▶ [GIVEN TASK]: What is the number of lines holding the word "Fermi"? Write that number and nothing else.
____ ENTRIES PROVIDED
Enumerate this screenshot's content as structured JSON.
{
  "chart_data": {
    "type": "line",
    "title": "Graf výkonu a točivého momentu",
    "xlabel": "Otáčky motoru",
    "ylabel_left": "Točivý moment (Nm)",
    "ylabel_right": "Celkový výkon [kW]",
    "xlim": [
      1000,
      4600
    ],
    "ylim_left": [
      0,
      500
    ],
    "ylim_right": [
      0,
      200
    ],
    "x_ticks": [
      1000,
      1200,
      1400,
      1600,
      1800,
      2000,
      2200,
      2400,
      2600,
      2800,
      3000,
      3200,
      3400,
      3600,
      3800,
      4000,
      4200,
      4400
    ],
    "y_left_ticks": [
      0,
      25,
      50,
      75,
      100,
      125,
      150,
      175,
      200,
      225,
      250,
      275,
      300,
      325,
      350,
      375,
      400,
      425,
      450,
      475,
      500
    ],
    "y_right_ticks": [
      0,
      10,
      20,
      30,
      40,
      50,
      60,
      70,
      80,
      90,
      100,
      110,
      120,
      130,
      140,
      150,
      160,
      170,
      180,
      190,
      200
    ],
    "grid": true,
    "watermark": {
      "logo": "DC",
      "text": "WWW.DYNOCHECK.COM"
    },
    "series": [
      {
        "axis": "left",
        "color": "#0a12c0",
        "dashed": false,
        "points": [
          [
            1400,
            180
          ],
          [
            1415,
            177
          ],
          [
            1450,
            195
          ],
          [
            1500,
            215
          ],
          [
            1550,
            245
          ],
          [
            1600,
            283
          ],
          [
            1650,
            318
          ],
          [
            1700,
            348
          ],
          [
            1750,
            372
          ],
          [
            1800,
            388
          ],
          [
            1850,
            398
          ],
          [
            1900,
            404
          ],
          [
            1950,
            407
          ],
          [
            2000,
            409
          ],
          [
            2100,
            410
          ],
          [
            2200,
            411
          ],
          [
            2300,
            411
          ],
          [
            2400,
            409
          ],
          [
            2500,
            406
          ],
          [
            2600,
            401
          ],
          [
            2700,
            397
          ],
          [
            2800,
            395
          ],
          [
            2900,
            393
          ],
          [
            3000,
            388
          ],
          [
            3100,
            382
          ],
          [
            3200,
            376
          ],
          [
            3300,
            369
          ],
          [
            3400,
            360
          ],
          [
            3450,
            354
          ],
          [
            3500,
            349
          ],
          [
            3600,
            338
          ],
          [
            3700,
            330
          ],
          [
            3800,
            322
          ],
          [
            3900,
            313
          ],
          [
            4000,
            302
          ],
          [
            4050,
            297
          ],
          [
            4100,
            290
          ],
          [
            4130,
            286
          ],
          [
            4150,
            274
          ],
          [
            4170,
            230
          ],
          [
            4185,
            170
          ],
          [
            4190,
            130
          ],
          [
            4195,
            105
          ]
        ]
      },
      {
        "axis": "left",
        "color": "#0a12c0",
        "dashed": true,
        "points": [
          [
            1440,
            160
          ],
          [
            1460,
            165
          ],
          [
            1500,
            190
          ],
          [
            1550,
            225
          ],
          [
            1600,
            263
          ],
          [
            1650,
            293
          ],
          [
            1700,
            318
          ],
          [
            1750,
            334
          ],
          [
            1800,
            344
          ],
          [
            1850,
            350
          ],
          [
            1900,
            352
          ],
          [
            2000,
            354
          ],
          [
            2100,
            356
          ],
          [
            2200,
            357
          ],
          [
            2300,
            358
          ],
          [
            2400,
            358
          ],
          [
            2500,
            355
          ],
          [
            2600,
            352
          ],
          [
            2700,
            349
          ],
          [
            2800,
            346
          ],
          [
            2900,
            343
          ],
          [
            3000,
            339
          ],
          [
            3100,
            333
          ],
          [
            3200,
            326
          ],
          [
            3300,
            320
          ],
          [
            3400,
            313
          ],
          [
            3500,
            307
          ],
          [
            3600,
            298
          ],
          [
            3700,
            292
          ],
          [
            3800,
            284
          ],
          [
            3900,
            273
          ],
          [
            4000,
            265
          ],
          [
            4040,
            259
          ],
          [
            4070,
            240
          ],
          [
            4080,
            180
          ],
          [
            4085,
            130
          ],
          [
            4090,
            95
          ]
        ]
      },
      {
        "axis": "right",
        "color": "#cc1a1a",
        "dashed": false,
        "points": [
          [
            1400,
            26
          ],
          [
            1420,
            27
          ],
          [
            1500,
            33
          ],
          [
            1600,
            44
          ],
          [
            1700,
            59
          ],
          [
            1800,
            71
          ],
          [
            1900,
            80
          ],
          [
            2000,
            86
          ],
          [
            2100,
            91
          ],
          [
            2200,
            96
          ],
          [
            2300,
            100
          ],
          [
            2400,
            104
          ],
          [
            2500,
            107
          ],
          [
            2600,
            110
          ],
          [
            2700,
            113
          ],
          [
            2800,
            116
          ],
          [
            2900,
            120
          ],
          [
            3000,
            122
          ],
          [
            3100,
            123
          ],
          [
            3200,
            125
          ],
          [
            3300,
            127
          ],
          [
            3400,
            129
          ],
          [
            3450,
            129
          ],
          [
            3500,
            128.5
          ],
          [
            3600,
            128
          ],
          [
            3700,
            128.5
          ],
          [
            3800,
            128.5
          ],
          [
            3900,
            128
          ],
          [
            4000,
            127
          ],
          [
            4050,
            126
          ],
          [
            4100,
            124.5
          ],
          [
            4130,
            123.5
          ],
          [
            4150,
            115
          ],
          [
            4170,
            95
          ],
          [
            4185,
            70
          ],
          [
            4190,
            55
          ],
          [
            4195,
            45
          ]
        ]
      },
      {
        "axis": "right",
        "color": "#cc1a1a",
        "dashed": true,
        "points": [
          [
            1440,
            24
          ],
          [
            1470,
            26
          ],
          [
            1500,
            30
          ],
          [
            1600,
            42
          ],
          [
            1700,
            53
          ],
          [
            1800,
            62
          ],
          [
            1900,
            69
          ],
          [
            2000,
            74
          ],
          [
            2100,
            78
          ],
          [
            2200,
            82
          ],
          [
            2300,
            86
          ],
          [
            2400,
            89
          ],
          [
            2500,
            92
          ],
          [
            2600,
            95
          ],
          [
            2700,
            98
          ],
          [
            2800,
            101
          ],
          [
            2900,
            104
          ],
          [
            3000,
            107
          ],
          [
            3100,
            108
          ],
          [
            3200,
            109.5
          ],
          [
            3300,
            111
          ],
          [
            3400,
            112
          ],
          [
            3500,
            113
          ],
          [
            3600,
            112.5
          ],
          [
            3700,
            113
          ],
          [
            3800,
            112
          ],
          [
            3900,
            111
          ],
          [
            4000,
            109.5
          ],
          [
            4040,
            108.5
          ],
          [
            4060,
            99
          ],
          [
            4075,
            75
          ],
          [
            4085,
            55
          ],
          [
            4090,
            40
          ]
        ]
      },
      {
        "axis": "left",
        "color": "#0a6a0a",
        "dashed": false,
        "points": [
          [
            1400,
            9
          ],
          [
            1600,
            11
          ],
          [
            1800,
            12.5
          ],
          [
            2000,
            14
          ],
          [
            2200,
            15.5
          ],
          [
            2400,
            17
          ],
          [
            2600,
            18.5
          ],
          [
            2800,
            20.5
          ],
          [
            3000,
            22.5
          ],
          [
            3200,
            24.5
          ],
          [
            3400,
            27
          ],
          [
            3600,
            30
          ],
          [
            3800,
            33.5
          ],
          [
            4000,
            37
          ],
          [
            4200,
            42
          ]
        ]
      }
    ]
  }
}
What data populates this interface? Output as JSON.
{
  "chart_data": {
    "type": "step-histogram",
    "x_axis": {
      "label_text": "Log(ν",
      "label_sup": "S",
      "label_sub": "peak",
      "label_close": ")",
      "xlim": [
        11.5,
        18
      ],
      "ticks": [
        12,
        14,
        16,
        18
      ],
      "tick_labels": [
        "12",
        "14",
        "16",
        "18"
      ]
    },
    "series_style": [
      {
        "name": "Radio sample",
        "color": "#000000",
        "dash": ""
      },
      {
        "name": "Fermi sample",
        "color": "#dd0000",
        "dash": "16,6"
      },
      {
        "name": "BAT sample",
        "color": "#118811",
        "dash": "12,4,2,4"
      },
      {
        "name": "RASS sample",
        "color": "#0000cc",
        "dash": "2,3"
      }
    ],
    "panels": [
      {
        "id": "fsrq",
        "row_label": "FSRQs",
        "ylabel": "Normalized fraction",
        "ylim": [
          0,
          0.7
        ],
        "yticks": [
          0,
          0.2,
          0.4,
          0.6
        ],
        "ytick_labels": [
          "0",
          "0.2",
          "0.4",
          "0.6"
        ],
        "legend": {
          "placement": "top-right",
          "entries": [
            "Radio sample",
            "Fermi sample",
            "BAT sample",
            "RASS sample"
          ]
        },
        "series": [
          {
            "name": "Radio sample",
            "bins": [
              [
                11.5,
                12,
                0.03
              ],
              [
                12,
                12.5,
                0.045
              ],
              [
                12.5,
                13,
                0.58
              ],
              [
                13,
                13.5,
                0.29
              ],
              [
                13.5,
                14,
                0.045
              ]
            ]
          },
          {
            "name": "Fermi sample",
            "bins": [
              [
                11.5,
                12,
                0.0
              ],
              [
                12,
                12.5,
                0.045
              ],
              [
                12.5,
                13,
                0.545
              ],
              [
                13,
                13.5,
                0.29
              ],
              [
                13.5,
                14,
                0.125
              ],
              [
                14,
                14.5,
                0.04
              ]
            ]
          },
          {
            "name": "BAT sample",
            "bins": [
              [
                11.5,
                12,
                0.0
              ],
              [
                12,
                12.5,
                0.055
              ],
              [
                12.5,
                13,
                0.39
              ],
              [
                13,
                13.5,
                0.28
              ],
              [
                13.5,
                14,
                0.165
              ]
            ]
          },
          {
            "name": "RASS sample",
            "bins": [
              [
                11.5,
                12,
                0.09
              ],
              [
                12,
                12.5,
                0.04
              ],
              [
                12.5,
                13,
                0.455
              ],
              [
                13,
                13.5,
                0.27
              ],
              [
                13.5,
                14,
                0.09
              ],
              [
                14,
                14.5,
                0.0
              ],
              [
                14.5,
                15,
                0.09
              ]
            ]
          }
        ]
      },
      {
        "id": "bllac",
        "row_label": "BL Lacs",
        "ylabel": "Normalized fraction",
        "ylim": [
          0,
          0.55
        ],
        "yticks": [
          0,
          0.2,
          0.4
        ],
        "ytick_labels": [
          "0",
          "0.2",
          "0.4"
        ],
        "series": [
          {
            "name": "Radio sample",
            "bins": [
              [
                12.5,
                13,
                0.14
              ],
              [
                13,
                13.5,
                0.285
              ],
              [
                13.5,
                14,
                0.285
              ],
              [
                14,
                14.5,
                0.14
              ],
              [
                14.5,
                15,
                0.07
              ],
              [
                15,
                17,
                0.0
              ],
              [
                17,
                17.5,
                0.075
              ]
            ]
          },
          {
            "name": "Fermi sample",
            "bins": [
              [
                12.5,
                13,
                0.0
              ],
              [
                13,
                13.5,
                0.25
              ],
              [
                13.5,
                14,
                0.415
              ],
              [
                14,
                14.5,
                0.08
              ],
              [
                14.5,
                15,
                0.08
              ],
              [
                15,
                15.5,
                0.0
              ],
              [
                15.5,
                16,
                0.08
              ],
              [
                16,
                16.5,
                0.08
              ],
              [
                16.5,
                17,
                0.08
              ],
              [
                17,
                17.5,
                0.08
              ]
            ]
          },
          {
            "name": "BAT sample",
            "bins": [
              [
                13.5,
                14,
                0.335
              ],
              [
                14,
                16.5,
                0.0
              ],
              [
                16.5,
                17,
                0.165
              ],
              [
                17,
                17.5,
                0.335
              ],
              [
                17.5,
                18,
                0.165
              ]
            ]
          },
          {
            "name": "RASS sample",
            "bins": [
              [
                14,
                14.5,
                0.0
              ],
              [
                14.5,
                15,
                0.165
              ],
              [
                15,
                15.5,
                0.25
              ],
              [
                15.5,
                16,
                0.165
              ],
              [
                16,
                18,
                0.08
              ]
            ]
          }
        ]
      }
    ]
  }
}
________
▶ [THE SOLUTION]: 4